*** Source material
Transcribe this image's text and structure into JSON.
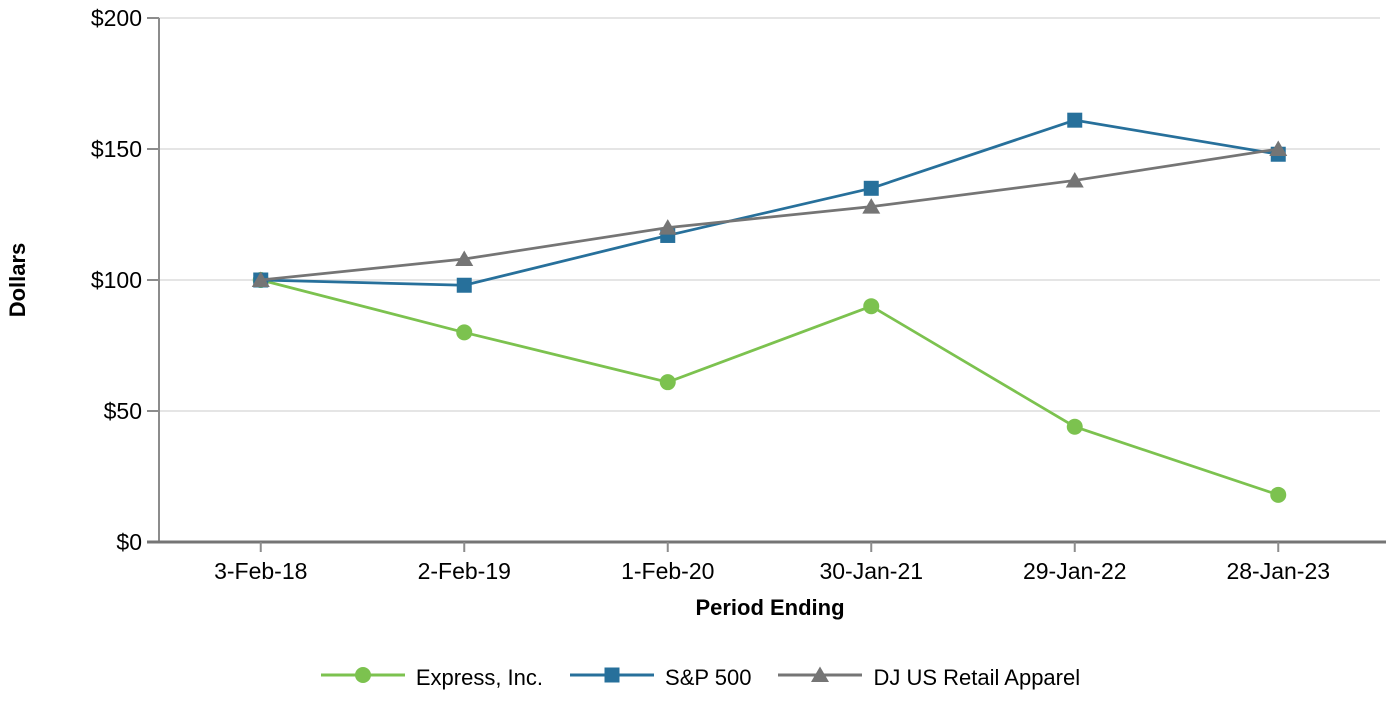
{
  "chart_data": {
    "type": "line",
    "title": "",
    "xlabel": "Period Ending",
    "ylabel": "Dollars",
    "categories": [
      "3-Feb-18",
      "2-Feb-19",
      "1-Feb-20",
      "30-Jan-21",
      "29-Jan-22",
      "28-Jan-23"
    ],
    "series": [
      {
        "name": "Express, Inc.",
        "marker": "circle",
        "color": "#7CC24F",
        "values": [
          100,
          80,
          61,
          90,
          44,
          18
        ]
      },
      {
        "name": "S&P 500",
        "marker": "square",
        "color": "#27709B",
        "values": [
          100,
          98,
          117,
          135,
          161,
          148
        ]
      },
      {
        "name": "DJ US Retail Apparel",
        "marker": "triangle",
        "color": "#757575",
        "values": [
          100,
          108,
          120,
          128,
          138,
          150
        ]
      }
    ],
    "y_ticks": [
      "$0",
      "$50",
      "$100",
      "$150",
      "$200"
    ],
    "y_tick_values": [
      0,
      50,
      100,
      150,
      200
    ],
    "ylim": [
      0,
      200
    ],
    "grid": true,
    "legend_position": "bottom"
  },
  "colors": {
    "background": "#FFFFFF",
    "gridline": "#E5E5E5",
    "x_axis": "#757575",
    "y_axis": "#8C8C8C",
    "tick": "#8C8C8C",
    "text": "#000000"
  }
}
******
*** Source material
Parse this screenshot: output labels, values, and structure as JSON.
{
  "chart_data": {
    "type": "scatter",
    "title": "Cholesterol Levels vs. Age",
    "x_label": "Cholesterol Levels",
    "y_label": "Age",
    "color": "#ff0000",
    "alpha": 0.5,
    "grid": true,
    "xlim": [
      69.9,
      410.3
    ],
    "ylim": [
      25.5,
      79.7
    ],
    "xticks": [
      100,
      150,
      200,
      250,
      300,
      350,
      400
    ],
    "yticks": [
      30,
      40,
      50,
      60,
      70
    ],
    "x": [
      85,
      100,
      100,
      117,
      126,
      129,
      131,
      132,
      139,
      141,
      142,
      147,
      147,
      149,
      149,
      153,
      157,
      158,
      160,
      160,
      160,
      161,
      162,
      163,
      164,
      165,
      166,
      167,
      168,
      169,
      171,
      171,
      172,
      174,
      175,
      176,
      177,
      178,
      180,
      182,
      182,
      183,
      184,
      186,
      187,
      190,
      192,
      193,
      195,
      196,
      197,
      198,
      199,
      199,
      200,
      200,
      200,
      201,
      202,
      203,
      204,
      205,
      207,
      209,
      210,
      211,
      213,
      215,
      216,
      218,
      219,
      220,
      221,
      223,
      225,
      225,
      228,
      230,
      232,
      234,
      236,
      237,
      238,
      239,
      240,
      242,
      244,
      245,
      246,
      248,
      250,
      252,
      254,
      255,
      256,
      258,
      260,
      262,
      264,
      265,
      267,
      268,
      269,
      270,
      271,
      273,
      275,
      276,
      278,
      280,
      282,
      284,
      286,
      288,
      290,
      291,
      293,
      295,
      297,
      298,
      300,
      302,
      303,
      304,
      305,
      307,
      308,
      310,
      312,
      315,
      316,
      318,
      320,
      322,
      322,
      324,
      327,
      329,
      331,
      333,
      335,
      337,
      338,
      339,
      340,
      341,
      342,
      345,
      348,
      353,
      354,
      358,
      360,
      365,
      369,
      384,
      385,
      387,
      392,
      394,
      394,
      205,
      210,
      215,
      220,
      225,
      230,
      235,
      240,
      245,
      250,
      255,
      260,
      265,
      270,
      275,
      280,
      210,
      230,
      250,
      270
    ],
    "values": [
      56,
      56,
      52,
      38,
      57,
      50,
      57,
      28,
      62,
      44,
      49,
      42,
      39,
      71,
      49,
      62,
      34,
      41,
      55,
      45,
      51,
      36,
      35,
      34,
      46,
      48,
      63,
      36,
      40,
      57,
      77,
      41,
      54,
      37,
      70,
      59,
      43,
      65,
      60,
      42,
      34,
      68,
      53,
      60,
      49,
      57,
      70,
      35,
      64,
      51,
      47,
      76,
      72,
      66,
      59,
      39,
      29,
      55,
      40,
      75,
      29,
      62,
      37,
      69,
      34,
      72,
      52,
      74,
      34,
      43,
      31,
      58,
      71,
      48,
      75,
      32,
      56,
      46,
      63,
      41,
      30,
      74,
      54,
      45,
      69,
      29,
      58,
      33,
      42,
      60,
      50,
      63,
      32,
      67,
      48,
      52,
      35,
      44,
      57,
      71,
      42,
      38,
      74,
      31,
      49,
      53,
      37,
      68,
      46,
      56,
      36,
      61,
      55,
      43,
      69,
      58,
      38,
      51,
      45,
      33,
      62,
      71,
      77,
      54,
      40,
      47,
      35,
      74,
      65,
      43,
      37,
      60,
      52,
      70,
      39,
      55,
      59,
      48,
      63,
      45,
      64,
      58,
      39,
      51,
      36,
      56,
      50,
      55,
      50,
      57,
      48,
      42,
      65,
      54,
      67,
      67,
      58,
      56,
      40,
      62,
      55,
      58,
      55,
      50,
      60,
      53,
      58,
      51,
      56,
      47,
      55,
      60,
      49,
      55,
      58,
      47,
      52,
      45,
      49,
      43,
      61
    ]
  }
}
******
### Your goal
Collect the complete line wherever the string "this" appears in the records.

### Reply
Transcribe this image's text and structure into JSON.
Parse this screenshot: output labels, values, and structure as JSON.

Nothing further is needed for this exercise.